▸ Work to be completed
Transcribe every record that appears below, exactly and in full.
▬▬▬▬▬▬▬▬▬▬
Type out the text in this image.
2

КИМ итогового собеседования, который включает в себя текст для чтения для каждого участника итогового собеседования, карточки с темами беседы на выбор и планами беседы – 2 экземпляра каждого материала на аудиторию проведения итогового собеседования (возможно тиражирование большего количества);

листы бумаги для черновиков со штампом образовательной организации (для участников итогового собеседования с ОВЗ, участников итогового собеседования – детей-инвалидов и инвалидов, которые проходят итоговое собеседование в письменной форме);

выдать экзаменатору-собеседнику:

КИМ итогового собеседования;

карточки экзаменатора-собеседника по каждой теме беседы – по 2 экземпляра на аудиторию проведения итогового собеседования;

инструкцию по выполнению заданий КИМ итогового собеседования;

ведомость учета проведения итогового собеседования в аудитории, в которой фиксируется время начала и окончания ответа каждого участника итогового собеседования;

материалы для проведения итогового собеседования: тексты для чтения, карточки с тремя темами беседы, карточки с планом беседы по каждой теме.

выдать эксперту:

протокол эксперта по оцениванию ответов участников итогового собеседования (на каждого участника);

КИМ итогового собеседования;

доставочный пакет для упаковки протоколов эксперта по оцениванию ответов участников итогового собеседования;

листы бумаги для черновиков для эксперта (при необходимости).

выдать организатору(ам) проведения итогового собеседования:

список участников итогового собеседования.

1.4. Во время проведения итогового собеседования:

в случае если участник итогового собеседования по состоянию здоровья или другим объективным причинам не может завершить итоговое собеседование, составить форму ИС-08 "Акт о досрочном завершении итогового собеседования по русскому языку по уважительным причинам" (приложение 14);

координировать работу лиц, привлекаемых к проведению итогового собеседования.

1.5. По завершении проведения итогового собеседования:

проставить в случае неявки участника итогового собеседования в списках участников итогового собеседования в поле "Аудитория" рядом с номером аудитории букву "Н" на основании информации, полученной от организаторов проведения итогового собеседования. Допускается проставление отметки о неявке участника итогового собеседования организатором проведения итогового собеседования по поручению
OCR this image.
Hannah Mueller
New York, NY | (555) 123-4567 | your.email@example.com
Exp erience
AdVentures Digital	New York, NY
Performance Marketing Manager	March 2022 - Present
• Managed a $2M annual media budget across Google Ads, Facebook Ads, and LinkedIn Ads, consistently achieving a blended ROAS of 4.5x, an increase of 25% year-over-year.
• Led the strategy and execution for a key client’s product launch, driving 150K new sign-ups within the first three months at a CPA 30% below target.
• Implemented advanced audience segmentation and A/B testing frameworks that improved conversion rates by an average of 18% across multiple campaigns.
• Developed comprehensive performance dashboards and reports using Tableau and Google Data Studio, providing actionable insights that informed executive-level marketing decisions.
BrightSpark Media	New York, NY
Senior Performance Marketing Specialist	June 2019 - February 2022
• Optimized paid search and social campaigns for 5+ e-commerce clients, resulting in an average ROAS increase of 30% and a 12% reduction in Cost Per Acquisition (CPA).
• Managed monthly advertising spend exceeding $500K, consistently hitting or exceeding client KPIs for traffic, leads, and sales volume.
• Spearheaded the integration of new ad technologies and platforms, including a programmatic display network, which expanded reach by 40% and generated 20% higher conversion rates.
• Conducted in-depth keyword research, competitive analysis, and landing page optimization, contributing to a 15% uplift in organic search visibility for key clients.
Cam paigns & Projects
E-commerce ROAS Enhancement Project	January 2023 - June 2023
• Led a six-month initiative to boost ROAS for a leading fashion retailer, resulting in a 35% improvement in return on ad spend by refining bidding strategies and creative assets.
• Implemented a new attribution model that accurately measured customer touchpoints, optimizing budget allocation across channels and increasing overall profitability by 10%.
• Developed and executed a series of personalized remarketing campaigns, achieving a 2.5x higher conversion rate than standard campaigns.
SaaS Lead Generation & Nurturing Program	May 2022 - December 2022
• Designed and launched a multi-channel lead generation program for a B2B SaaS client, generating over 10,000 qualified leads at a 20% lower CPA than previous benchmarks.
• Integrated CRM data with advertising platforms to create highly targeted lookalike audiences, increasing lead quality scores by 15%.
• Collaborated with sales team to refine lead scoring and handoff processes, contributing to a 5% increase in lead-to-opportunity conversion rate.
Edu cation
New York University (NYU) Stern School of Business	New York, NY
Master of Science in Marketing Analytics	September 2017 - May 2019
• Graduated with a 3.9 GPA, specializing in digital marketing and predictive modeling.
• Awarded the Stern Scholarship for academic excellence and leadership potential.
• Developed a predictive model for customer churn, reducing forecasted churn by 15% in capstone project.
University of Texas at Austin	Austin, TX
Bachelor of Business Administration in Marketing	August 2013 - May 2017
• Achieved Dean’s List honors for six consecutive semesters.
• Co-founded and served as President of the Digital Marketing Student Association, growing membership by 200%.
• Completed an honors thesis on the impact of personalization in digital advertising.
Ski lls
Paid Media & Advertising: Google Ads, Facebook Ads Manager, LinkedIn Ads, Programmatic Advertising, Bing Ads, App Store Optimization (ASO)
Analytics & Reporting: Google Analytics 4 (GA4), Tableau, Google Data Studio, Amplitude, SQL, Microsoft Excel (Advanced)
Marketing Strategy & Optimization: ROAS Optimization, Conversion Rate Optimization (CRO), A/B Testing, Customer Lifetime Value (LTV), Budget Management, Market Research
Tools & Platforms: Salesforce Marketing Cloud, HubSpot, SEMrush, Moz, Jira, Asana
▬▬▬▬▬▬▬▬▬▬
▸ Solution to this exercise
Type out the text in this image.
2

КИМ итогового собеседования, который включает в себя текст для чтения для каждого участника итогового собеседования, карточки с темами беседы на выбор и планами беседы – 2 экземпляра каждого материала на аудиторию проведения итогового собеседования (возможно тиражирование большего количества);

листы бумаги для черновиков со штампом образовательной организации (для участников итогового собеседования с ОВЗ, участников итогового собеседования – детей-инвалидов и инвалидов, которые проходят итоговое собеседование в письменной форме);

выдать экзаменатору-собеседнику:

КИМ итогового собеседования;

карточки экзаменатора-собеседника по каждой теме беседы – по 2 экземпляра на аудиторию проведения итогового собеседования;

инструкцию по выполнению заданий КИМ итогового собеседования;

ведомость учета проведения итогового собеседования в аудитории, в которой фиксируется время начала и окончания ответа каждого участника итогового собеседования;

материалы для проведения итогового собеседования: тексты для чтения, карточки с тремя темами беседы, карточки с планом беседы по каждой теме.

выдать эксперту:

протокол эксперта по оцениванию ответов участников итогового собеседования (на каждого участника);

КИМ итогового собеседования;

доставочный пакет для упаковки протоколов эксперта по оцениванию ответов участников итогового собеседования;

листы бумаги для черновиков для эксперта (при необходимости).

выдать организатору(ам) проведения итогового собеседования:

список участников итогового собеседования.

1.4. Во время проведения итогового собеседования:

в случае если участник итогового собеседования по состоянию здоровья или другим объективным причинам не может завершить итоговое собеседование, составить форму ИС-08 "Акт о досрочном завершении итогового собеседования по русскому языку по уважительным причинам" (приложение 14);

координировать работу лиц, привлекаемых к проведению итогового собеседования.

1.5. По завершении проведения итогового собеседования:

проставить в случае неявки участника итогового собеседования в списках участников итогового собеседования в поле "Аудитория" рядом с номером аудитории букву "Н" на основании информации, полученной от организаторов проведения итогового собеседования. Допускается проставление отметки о неявке участника итогового собеседования организатором проведения итогового собеседования по поручению
OCR this image.
Hannah Mueller
New York, NY | (555) 123-4567 | your.email@example.com
Exp erience
AdVentures Digital	New York, NY
Performance Marketing Manager	March 2022 - Present
• Managed a $2M annual media budget across Google Ads, Facebook Ads, and LinkedIn Ads, consistently achieving a blended ROAS of 4.5x, an increase of 25% year-over-year.
• Led the strategy and execution for a key client’s product launch, driving 150K new sign-ups within the first three months at a CPA 30% below target.
• Implemented advanced audience segmentation and A/B testing frameworks that improved conversion rates by an average of 18% across multiple campaigns.
• Developed comprehensive performance dashboards and reports using Tableau and Google Data Studio, providing actionable insights that informed executive-level marketing decisions.
BrightSpark Media	New York, NY
Senior Performance Marketing Specialist	June 2019 - February 2022
• Optimized paid search and social campaigns for 5+ e-commerce clients, resulting in an average ROAS increase of 30% and a 12% reduction in Cost Per Acquisition (CPA).
• Managed monthly advertising spend exceeding $500K, consistently hitting or exceeding client KPIs for traffic, leads, and sales volume.
• Spearheaded the integration of new ad technologies and platforms, including a programmatic display network, which expanded reach by 40% and generated 20% higher conversion rates.
• Conducted in-depth keyword research, competitive analysis, and landing page optimization, contributing to a 15% uplift in organic search visibility for key clients.
Cam paigns & Projects
E-commerce ROAS Enhancement Project	January 2023 - June 2023
• Led a six-month initiative to boost ROAS for a leading fashion retailer, resulting in a 35% improvement in return on ad spend by refining bidding strategies and creative assets.
• Implemented a new attribution model that accurately measured customer touchpoints, optimizing budget allocation across channels and increasing overall profitability by 10%.
• Developed and executed a series of personalized remarketing campaigns, achieving a 2.5x higher conversion rate than standard campaigns.
SaaS Lead Generation & Nurturing Program	May 2022 - December 2022
• Designed and launched a multi-channel lead generation program for a B2B SaaS client, generating over 10,000 qualified leads at a 20% lower CPA than previous benchmarks.
• Integrated CRM data with advertising platforms to create highly targeted lookalike audiences, increasing lead quality scores by 15%.
• Collaborated with sales team to refine lead scoring and handoff processes, contributing to a 5% increase in lead-to-opportunity conversion rate.
Edu cation
New York University (NYU) Stern School of Business	New York, NY
Master of Science in Marketing Analytics	September 2017 - May 2019
• Graduated with a 3.9 GPA, specializing in digital marketing and predictive modeling.
• Awarded the Stern Scholarship for academic excellence and leadership potential.
• Developed a predictive model for customer churn, reducing forecasted churn by 15% in capstone project.
University of Texas at Austin	Austin, TX
Bachelor of Business Administration in Marketing	August 2013 - May 2017
• Achieved Dean’s List honors for six consecutive semesters.
• Co-founded and served as President of the Digital Marketing Student Association, growing membership by 200%.
• Completed an honors thesis on the impact of personalization in digital advertising.
Ski lls
Paid Media & Advertising: Google Ads, Facebook Ads Manager, LinkedIn Ads, Programmatic Advertising, Bing Ads, App Store Optimization (ASO)
Analytics & Reporting: Google Analytics 4 (GA4), Tableau, Google Data Studio, Amplitude, SQL, Microsoft Excel (Advanced)
Marketing Strategy & Optimization: ROAS Optimization, Conversion Rate Optimization (CRO), A/B Testing, Customer Lifetime Value (LTV), Budget Management, Market Research
Tools & Platforms: Salesforce Marketing Cloud, HubSpot, SEMrush, Moz, Jira, Asana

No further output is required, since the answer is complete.